● WHAT YOU WILL DO: An exact copy of every record is needed.

● EXERCISE DATA:
§
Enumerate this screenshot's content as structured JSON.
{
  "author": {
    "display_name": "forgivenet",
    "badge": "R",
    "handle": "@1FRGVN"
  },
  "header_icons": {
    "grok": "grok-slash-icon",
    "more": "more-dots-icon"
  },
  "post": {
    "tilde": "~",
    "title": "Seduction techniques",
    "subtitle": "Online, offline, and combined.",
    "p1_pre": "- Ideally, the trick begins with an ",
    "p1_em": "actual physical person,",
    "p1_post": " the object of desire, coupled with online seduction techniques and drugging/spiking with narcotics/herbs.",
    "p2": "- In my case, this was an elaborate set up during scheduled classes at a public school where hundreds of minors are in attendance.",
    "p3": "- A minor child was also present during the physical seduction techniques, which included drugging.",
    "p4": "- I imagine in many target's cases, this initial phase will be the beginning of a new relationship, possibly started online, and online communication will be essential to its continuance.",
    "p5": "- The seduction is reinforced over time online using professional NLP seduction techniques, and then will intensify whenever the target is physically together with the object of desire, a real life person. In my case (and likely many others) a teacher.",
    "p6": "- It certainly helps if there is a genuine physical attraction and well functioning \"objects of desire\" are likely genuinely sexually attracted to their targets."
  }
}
§
● WORKED SOLUTION:
Enumerate this screenshot's content as structured JSON.
{
  "author": {
    "display_name": "forgivenet",
    "badge": "R",
    "handle": "@1FRGVN"
  },
  "header_icons": {
    "grok": "grok-slash-icon",
    "more": "more-dots-icon"
  },
  "post": {
    "tilde": "~",
    "title": "Seduction techniques",
    "subtitle": "Online, offline, and combined.",
    "p1_pre": "- Ideally, the trick begins with an ",
    "p1_em": "actual physical person,",
    "p1_post": " the object of desire, coupled with online seduction techniques and drugging/spiking with narcotics/herbs.",
    "p2": "- In my case, this was an elaborate set up during scheduled classes at a public school where hundreds of minors are in attendance.",
    "p3": "- A minor child was also present during the physical seduction techniques, which included drugging.",
    "p4": "- I imagine in many target's cases, this initial phase will be the beginning of a new relationship, possibly started online, and online communication will be essential to its continuance.",
    "p5": "- The seduction is reinforced over time online using professional NLP seduction techniques, and then will intensify whenever the target is physically together with the object of desire, a real life person. In my case (and likely many others) a teacher.",
    "p6": "- It certainly helps if there is a genuine physical attraction and well functioning \"objects of desire\" are likely genuinely sexually attracted to their targets."
  }
}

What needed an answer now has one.